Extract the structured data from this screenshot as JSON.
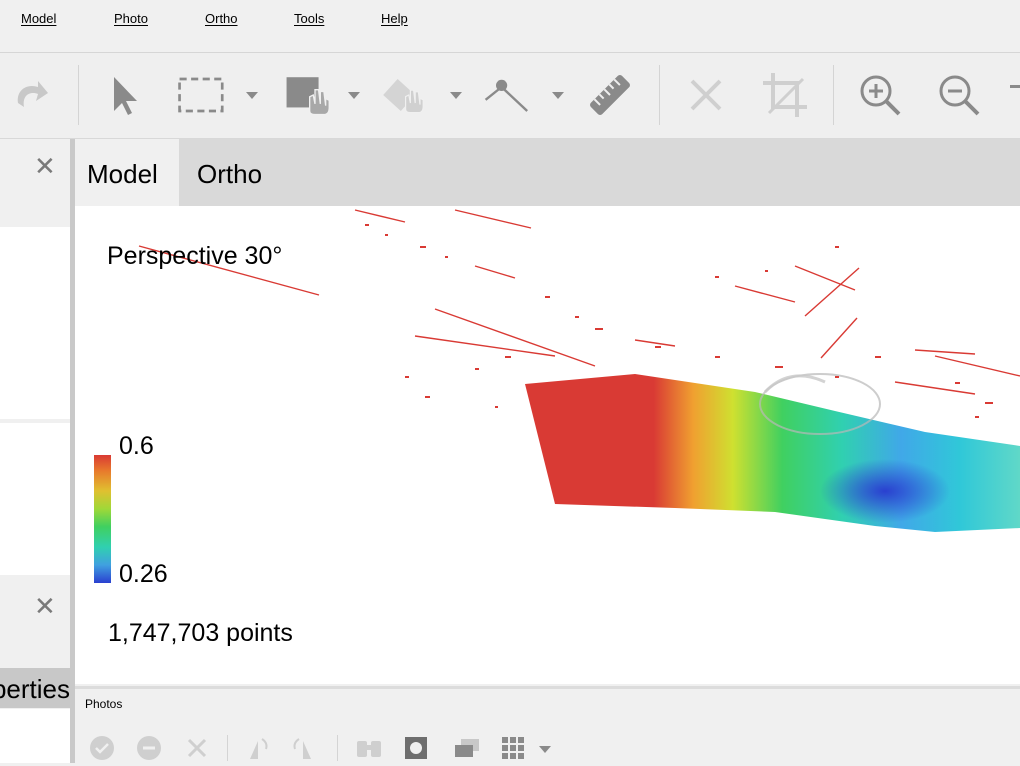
{
  "menu": [
    "Model",
    "Photo",
    "Ortho",
    "Tools",
    "Help"
  ],
  "toolbar": {
    "buttons": [
      "redo-icon",
      "select-pointer-icon",
      "rectangle-selection-icon",
      "draw-polygon-icon",
      "shape-select-icon",
      "ruler-point-icon",
      "ruler-icon",
      "delete-icon",
      "crop-icon",
      "zoom-in-icon",
      "zoom-out-icon"
    ]
  },
  "tabs": [
    "Model",
    "Ortho"
  ],
  "viewport": {
    "projection": "Perspective 30°",
    "legend_max": "0.6",
    "legend_min": "0.26",
    "point_count": "1,747,703 points"
  },
  "left_dock": {
    "properties_tab": "Properties"
  },
  "photos_panel": {
    "title": "Photos"
  },
  "colors": {
    "accent_red": "#d93a34",
    "tab_active": "#f0f0f0",
    "tab_bar": "#d9d9d9"
  }
}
__________
__Requirements__.
Can you retype every record above exactly, leaving out the pictures?

__Output for this exercise__.
Extract the structured data from this screenshot as JSON.
{
  "menu": [
    "Model",
    "Photo",
    "Ortho",
    "Tools",
    "Help"
  ],
  "toolbar": {
    "buttons": [
      "redo-icon",
      "select-pointer-icon",
      "rectangle-selection-icon",
      "draw-polygon-icon",
      "shape-select-icon",
      "ruler-point-icon",
      "ruler-icon",
      "delete-icon",
      "crop-icon",
      "zoom-in-icon",
      "zoom-out-icon"
    ]
  },
  "tabs": [
    "Model",
    "Ortho"
  ],
  "viewport": {
    "projection": "Perspective 30°",
    "legend_max": "0.6",
    "legend_min": "0.26",
    "point_count": "1,747,703 points"
  },
  "left_dock": {
    "properties_tab": "Properties"
  },
  "photos_panel": {
    "title": "Photos"
  },
  "colors": {
    "accent_red": "#d93a34",
    "tab_active": "#f0f0f0",
    "tab_bar": "#d9d9d9"
  }
}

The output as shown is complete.